▶ **WORK INSTRUCTIONS**
Find each line holding "next" and copy it out.

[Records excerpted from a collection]
:::

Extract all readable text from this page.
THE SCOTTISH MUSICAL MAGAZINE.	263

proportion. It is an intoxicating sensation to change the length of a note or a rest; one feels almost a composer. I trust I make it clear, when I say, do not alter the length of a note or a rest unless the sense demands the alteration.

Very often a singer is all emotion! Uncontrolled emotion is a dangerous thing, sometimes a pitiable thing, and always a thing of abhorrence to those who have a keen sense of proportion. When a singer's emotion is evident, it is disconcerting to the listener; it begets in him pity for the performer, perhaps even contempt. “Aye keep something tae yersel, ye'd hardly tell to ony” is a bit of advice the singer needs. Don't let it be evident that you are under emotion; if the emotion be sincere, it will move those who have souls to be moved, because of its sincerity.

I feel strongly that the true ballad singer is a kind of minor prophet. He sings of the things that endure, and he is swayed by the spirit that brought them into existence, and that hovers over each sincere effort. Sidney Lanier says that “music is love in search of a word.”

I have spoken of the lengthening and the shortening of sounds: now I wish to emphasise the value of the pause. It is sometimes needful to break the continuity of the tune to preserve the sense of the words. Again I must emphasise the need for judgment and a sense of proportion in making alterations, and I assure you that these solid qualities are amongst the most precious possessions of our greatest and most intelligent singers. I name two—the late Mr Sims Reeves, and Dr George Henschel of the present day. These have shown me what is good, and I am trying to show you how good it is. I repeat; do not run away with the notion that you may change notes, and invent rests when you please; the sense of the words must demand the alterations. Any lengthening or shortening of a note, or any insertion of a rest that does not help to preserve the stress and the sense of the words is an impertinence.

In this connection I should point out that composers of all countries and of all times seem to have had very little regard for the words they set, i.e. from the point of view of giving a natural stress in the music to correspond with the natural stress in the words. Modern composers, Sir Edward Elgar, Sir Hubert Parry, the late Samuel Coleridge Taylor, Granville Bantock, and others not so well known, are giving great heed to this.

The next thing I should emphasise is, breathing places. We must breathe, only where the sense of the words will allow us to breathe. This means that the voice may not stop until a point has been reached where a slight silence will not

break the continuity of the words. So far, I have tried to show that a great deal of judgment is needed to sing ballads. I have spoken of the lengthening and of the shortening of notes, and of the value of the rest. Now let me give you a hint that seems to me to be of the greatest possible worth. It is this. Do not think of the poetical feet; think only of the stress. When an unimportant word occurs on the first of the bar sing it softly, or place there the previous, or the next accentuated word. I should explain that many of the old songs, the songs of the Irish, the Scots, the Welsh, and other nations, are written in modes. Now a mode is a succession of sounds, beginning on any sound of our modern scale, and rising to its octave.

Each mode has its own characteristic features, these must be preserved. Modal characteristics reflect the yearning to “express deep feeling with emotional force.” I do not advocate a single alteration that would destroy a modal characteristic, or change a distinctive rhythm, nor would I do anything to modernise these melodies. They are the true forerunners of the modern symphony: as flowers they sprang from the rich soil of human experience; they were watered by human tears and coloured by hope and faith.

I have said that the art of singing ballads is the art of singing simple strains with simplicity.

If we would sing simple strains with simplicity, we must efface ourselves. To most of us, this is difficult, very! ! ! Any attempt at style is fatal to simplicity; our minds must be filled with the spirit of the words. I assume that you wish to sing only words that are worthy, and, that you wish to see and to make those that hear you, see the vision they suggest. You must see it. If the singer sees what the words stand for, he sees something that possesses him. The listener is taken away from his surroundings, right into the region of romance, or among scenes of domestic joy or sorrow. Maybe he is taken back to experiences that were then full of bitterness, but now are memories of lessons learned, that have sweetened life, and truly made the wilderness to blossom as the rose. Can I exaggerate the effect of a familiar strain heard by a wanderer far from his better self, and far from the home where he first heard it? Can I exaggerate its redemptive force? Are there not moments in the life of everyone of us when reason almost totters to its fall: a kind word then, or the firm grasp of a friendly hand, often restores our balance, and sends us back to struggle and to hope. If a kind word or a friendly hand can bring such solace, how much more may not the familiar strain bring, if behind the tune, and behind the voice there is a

:::

▶ **OUTPUT OF THE EXERCISE**
The next thing I should emphasise is, breathing places. We must breathe, only where the sense of the words will allow us to breathe. This means that the voice may not stop until a point has been reached where a slight silence will not
break the continuity of the words. So far, I have tried to show that a great deal of judgment is needed to sing ballads. I have spoken of the lengthening and of the shortening of notes, and of the value of the rest. Now let me give you a hint that seems to me to be of the greatest possible worth. It is this. Do not think of the poetical feet; think only of the stress. When an unimportant word occurs on the first of the bar sing it softly, or place there the previous, or the next accentuated word. I should explain that many of the old songs, the songs of the Irish, the Scots, the Welsh, and other nations, are written in modes. Now a mode is a succession of sounds, beginning on any sound of our modern scale, and rising to its octave.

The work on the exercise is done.